▶ [What is needed]: From the entries below, copy every line holding the word "phẫu".

Saved entries:
((
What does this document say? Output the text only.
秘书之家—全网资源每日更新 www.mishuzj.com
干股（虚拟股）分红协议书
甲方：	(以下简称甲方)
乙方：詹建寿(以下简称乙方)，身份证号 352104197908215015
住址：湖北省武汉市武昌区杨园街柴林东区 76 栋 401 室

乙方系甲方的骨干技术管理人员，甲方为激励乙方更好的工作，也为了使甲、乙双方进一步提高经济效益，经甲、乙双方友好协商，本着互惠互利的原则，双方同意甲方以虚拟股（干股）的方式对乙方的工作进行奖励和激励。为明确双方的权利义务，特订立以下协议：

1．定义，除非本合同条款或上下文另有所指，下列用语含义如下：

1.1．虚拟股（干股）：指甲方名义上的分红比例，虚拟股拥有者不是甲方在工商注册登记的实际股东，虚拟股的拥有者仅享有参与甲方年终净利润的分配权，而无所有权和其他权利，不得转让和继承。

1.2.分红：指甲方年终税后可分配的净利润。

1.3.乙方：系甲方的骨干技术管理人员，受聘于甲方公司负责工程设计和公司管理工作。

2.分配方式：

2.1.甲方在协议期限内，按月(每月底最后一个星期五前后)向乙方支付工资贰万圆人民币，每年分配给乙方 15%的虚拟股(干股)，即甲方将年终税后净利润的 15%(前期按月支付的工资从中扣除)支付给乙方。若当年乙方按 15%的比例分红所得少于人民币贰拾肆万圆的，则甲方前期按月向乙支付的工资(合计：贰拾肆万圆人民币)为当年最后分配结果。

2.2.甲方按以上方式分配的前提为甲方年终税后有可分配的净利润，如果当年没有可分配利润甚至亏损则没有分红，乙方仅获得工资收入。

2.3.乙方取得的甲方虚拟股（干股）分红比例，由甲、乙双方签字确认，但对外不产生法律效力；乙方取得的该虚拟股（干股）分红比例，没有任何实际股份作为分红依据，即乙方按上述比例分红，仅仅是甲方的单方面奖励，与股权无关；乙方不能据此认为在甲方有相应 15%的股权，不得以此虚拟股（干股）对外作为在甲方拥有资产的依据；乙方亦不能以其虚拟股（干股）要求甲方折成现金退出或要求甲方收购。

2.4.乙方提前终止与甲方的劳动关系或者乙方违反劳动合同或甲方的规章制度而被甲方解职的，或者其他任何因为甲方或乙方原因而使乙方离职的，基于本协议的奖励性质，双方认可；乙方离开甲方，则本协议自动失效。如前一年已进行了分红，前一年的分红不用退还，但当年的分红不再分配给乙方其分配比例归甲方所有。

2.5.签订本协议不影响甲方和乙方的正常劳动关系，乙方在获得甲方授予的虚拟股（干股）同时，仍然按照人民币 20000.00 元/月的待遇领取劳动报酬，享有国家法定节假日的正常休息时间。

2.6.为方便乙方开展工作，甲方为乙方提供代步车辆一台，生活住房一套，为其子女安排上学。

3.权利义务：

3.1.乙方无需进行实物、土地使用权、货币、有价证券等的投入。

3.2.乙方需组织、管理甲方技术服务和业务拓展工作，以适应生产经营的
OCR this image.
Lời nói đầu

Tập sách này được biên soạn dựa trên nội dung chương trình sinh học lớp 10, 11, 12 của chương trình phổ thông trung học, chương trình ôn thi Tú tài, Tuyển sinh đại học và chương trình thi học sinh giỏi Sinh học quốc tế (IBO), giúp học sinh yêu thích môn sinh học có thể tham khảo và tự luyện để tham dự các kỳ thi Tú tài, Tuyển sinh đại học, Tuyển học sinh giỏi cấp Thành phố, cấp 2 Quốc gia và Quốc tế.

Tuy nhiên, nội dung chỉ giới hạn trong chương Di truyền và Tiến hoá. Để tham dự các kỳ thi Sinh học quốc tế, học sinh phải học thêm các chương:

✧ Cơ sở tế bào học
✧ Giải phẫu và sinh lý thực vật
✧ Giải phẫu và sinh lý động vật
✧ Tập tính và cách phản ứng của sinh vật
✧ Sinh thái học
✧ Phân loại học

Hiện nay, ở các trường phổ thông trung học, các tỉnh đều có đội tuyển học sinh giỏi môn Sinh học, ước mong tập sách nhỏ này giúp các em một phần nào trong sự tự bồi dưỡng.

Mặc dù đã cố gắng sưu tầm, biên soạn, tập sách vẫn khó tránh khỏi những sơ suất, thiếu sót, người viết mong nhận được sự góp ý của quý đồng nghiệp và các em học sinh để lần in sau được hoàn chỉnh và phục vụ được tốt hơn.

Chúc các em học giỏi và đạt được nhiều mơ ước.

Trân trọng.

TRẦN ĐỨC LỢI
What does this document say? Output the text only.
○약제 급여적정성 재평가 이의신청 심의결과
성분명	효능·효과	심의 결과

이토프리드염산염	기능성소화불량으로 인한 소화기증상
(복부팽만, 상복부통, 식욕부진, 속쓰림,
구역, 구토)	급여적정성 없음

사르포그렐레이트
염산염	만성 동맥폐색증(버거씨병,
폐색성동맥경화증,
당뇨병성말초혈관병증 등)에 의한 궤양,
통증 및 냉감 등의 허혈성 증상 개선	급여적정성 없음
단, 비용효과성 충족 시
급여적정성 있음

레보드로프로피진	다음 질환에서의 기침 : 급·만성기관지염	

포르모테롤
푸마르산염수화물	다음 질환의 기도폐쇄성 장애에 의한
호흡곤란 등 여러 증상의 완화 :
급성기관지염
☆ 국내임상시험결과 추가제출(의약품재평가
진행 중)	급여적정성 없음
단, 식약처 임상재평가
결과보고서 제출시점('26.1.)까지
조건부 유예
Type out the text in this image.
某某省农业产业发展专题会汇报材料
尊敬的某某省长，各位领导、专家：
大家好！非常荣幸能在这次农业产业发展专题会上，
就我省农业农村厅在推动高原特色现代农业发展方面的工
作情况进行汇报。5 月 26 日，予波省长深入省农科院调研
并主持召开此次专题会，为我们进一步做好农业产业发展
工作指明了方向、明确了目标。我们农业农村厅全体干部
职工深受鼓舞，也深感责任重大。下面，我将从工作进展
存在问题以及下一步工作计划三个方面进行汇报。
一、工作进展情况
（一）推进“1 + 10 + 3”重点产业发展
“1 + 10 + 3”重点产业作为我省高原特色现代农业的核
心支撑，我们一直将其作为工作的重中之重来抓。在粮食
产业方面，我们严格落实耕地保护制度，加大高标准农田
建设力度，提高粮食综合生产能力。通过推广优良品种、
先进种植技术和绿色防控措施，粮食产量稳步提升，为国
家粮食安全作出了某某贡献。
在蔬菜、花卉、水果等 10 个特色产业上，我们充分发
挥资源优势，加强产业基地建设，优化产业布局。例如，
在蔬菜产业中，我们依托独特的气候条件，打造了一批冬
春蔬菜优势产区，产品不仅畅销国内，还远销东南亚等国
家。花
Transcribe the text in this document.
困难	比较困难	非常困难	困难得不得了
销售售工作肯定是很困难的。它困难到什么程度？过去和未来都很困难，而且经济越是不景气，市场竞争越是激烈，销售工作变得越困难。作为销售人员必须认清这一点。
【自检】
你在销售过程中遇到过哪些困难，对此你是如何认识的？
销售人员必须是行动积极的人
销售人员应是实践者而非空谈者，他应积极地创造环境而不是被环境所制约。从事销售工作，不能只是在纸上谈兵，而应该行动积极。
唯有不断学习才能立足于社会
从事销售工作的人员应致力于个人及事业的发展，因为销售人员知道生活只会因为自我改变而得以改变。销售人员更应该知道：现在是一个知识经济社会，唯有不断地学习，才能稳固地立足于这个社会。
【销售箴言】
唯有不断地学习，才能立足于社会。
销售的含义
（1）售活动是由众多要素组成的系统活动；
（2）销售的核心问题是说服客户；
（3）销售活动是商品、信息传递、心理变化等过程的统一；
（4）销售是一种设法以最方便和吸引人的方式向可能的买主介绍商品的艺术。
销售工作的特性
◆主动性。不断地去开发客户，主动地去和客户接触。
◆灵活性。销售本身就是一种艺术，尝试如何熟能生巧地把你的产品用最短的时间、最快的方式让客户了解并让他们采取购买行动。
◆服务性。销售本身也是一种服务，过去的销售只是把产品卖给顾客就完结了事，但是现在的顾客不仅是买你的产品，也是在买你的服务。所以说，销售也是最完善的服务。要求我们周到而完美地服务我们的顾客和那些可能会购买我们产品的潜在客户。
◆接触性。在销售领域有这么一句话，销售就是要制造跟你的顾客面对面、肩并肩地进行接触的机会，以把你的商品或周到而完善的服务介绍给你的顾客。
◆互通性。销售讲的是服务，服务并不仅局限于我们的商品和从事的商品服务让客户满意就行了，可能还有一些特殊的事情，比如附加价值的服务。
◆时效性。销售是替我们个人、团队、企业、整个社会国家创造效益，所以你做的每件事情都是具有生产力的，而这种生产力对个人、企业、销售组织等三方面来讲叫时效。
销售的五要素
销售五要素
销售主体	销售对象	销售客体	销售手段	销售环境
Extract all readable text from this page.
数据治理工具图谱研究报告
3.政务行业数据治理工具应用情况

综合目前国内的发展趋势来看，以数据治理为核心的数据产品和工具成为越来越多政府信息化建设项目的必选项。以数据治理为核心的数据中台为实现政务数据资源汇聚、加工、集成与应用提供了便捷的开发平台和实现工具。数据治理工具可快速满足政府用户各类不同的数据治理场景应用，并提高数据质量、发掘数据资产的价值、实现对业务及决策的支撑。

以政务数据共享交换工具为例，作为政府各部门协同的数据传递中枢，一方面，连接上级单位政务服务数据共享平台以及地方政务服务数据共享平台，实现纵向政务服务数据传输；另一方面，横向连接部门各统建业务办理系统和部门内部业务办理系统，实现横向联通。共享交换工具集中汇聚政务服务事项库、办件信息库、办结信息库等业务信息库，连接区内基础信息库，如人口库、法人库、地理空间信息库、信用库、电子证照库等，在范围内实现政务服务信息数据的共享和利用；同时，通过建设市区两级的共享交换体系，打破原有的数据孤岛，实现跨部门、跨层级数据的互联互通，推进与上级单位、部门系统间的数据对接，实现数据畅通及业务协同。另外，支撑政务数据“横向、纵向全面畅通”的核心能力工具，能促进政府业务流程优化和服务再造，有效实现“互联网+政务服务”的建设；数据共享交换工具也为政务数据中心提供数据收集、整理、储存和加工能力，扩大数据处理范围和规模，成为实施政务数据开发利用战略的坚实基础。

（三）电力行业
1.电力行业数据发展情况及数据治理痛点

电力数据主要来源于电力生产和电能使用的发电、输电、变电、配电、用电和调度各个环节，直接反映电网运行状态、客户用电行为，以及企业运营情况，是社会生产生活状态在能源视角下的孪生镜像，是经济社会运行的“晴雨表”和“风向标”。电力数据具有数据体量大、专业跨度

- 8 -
))
▶ [Result of this exercise]:
✧ Giải phẫu và sinh lý thực vật
✧ Giải phẫu và sinh lý động vật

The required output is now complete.